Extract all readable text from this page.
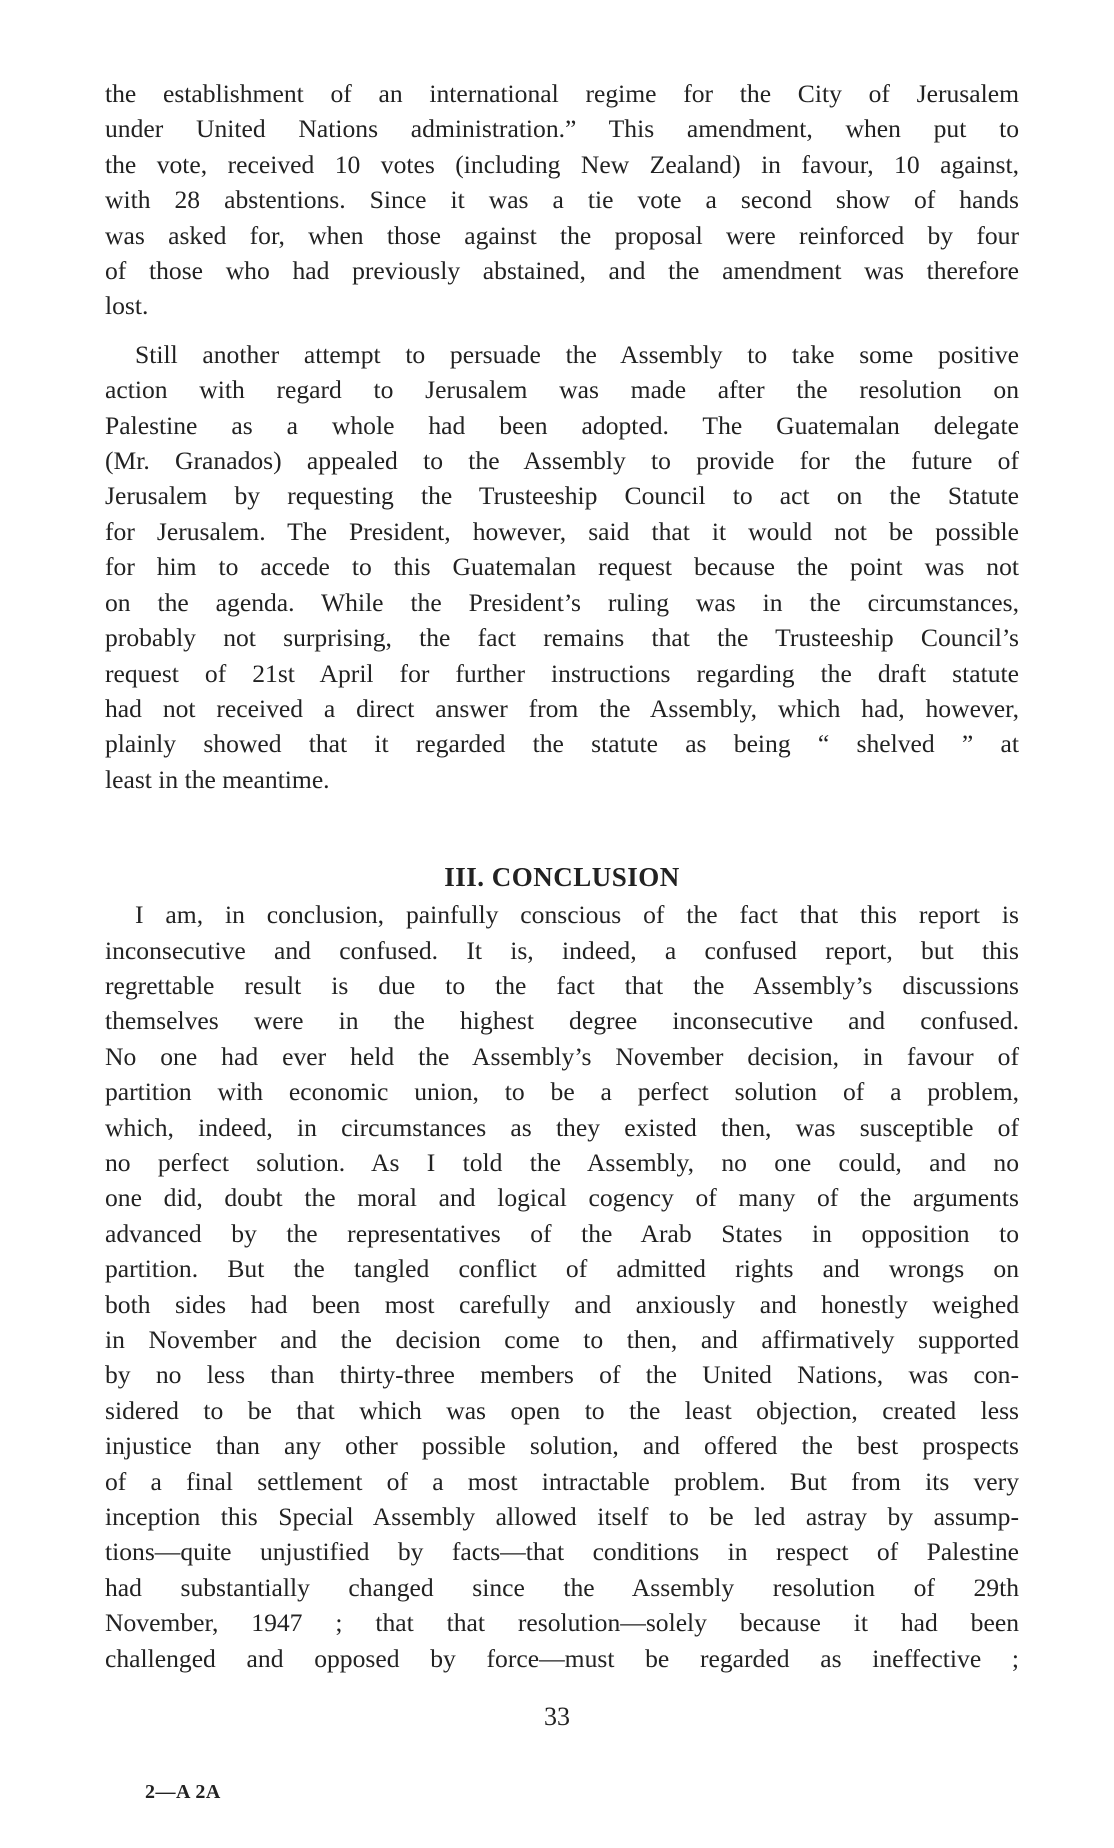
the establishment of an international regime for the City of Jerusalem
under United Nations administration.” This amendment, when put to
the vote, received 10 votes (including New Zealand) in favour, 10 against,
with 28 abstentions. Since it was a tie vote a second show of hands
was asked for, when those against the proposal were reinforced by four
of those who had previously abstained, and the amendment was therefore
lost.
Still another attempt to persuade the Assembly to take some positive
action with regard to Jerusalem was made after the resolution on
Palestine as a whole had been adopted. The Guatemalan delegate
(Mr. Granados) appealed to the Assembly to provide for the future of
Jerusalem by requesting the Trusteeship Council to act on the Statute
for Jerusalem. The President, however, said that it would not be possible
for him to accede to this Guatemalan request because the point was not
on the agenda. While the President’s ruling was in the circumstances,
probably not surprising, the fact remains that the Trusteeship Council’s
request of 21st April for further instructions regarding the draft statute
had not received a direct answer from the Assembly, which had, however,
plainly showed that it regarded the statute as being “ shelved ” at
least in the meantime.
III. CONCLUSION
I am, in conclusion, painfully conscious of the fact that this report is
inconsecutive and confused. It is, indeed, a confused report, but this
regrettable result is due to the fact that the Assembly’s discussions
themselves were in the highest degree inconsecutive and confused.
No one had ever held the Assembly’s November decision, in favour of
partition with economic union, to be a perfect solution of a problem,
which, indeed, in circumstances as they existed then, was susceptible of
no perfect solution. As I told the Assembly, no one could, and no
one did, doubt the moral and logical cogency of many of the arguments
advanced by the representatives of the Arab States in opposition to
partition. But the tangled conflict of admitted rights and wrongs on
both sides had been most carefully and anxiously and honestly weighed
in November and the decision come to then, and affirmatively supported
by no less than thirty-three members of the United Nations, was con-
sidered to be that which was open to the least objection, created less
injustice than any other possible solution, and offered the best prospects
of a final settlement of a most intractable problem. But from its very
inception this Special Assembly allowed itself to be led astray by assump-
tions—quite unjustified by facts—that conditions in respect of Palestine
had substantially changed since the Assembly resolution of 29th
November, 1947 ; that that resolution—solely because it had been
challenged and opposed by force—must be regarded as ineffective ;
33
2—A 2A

▸ **Written task**
Filter the entries and copy out every line with the word "possible".

▸ **Final result**
for Jerusalem. The President, however, said that it would not be possible
injustice than any other possible solution, and offered the best prospects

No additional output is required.